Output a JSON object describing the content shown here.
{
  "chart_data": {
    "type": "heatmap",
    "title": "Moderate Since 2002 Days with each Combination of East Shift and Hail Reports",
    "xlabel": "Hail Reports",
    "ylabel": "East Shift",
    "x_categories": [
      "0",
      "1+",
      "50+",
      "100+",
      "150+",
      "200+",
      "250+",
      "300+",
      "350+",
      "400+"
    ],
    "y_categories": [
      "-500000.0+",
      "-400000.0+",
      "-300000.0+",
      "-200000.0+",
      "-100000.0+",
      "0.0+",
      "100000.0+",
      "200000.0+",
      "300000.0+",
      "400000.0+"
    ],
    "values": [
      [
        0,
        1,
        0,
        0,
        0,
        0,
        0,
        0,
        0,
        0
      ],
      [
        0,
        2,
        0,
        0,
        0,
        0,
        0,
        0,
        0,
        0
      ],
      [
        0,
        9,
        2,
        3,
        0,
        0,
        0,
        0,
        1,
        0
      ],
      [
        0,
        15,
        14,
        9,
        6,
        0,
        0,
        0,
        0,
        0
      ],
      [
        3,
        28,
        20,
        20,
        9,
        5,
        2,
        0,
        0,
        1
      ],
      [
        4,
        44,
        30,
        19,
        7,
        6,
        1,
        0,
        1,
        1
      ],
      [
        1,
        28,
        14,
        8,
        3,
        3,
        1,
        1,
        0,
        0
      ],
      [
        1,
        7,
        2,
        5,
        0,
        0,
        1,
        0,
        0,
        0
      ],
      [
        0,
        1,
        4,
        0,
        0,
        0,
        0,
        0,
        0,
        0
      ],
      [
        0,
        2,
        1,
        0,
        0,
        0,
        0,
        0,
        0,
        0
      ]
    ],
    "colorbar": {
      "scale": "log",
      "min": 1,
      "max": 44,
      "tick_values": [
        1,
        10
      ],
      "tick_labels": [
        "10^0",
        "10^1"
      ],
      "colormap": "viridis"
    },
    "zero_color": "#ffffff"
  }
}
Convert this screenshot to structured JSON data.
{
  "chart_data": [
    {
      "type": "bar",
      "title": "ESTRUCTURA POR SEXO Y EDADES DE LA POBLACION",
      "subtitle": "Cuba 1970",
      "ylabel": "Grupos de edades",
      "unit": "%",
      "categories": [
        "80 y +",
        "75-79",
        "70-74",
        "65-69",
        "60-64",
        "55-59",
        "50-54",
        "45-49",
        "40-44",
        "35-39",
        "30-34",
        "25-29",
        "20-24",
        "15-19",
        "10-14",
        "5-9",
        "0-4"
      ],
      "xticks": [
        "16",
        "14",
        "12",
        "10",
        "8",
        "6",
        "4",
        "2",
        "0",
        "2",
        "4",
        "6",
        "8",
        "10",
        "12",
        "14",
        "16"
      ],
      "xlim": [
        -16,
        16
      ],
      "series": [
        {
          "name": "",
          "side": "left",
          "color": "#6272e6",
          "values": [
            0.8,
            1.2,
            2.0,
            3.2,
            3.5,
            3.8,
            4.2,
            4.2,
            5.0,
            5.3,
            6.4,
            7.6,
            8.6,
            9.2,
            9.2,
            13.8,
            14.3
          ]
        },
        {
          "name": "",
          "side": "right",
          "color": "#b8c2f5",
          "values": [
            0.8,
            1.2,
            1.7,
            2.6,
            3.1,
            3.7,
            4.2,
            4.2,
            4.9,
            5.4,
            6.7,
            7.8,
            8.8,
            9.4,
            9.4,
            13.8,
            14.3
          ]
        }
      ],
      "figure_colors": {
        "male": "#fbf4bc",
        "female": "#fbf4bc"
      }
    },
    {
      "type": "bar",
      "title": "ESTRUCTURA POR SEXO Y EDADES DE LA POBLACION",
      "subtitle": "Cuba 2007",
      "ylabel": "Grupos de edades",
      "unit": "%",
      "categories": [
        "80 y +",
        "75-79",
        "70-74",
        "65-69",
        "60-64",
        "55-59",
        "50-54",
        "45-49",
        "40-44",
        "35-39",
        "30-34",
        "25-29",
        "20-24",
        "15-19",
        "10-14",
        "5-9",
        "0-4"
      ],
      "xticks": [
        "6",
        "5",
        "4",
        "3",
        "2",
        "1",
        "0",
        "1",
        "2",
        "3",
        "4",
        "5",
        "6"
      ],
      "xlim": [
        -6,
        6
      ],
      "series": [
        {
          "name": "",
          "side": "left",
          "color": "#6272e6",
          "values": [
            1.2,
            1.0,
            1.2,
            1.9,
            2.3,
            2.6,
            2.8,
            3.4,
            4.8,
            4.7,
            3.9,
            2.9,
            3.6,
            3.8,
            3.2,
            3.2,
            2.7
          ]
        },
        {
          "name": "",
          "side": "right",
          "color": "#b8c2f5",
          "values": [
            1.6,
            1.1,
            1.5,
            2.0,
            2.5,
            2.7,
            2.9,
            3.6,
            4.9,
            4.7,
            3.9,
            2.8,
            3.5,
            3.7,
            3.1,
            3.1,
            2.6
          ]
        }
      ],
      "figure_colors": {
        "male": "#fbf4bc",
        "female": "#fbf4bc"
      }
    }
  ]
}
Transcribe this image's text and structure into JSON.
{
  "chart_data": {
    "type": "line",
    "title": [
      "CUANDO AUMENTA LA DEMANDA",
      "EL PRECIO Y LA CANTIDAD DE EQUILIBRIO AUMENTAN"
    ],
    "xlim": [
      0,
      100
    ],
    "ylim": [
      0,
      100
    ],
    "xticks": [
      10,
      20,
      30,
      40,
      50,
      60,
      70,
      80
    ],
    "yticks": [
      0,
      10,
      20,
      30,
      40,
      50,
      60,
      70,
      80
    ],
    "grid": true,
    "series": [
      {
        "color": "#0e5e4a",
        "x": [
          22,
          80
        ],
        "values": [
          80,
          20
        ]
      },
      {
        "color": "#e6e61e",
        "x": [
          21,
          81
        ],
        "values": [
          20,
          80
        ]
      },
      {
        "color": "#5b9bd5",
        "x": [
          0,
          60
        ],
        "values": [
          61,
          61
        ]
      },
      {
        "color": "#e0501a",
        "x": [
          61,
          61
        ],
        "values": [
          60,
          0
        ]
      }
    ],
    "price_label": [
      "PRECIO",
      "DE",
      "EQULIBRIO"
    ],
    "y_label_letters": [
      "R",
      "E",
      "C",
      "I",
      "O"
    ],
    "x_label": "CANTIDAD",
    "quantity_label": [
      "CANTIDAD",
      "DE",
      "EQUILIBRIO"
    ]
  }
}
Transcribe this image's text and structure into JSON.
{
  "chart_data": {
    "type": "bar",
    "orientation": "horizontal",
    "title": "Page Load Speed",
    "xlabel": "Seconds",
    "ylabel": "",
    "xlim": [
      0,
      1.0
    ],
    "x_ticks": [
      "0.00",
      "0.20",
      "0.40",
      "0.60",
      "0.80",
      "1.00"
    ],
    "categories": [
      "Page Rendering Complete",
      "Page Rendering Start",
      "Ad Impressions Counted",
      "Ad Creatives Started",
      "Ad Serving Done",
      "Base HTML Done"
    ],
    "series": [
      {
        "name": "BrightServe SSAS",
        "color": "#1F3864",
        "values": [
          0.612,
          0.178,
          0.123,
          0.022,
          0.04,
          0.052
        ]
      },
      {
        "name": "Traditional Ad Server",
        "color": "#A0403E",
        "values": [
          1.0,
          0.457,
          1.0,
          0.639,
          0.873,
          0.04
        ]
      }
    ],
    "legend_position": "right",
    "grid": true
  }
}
=====
• **Written request**:
Pull out all lines from the entries above in which the word "East" appears.

• **Exercise solution**:
    "title": "Moderate Since 2002 Days with each Combination of East Shift and Hail Reports",
    "ylabel": "East Shift",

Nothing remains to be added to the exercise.